TEXTO DE ORIGEM:
========

Sabe aquele mundo de possibilidades que parece estar sempre perto? Nos meus vinte e poucos eu não sabia o que escolher. Entre este mundo ou o amor. Como sempre fui romântica, preferia acreditar que o amor pode ser consertado. Mas eu tinha tantas expectativas sobre esse meu amor e ele sendo um homem real e não fictício, jamais pôde cumprir tais expectativas. E eu jamais pude cumprir as dele.
Sonhava que poderíamos terminar e voltar, porque ele se daria conta do que deveríamos ser e eu já seria tão completa comigo mesma e estaria tão transbordada que ficaria com ele por puro amor.
As vezes não é só o amor que une as pessoas, mas suas expectativas e necessidades psíquicas que se envolvem no meio, confundindo os sujeitos donos dos sentimentos.

========

DADOS FORNECIDOS:

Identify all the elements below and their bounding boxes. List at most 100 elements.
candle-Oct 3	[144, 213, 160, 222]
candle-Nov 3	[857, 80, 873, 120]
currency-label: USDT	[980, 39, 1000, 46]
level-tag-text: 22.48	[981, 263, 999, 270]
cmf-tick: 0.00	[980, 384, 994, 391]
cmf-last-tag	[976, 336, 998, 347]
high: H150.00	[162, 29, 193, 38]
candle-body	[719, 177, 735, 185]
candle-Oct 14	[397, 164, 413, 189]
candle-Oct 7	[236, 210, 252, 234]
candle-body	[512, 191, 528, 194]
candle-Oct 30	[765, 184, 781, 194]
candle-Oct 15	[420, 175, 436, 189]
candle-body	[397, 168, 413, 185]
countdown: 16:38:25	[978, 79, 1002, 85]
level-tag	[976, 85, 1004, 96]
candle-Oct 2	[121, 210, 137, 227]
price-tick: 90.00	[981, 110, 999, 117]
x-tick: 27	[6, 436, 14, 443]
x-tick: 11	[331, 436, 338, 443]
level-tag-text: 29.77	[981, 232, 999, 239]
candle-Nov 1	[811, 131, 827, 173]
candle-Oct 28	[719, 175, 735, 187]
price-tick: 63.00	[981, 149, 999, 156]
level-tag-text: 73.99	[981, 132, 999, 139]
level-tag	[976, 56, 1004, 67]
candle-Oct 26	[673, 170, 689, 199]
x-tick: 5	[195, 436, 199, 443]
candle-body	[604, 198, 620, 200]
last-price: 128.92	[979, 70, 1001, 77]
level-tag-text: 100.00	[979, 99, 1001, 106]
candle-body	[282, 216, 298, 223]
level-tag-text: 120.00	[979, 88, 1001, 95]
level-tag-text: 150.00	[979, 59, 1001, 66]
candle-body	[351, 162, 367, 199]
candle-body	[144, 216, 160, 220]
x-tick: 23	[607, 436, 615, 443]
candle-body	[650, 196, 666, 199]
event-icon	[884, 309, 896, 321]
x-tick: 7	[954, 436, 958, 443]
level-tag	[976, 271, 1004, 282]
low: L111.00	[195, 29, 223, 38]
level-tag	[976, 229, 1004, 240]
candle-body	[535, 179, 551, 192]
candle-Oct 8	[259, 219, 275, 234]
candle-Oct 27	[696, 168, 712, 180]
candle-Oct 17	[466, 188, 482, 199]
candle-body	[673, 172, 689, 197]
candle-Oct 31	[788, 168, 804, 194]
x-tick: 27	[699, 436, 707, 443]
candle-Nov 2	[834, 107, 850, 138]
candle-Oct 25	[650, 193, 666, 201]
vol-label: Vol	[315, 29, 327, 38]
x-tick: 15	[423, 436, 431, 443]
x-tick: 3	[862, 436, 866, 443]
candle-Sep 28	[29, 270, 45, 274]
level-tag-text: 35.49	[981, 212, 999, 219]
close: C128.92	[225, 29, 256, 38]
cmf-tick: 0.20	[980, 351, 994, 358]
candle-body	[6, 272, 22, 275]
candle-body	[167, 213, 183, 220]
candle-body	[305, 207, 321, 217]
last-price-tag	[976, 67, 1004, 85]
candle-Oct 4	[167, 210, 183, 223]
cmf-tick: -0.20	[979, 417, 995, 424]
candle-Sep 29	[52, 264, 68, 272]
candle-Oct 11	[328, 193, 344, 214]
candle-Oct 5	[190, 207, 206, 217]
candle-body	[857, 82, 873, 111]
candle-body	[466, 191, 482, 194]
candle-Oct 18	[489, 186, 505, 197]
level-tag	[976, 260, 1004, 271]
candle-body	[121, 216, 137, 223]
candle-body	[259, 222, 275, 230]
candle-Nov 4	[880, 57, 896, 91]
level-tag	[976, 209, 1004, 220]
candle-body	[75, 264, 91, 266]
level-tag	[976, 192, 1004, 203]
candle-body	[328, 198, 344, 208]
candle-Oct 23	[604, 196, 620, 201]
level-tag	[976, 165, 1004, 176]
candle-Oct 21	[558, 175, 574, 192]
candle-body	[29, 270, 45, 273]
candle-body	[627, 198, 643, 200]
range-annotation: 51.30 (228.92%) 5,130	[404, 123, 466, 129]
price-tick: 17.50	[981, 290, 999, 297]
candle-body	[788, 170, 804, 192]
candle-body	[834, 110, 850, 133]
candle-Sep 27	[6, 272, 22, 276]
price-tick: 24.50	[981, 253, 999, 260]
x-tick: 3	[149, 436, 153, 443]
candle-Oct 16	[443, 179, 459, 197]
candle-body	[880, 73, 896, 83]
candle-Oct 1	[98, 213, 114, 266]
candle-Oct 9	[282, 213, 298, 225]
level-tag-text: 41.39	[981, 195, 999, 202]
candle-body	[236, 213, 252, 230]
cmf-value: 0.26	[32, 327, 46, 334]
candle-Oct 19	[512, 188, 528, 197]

========

EXERCÍCIO: Copie do texto sobre amor e expectativas, sem mudar nada, o trecho que começa em "Sabe aquele mundo" e vai até "cumprir as dele.", incluindo essas palavras.

RESPOSTA:
Sabe aquele mundo de possibilidades que parece estar sempre perto? Nos meus vinte e poucos eu não sabia o que escolher. Entre este mundo ou o amor. Como sempre fui romântica, preferia acreditar que o amor pode ser consertado. Mas eu tinha tantas expectativas sobre esse meu amor e ele sendo um homem real e não fictício, jamais pôde cumprir tais expectativas. E eu jamais pude cumprir as dele.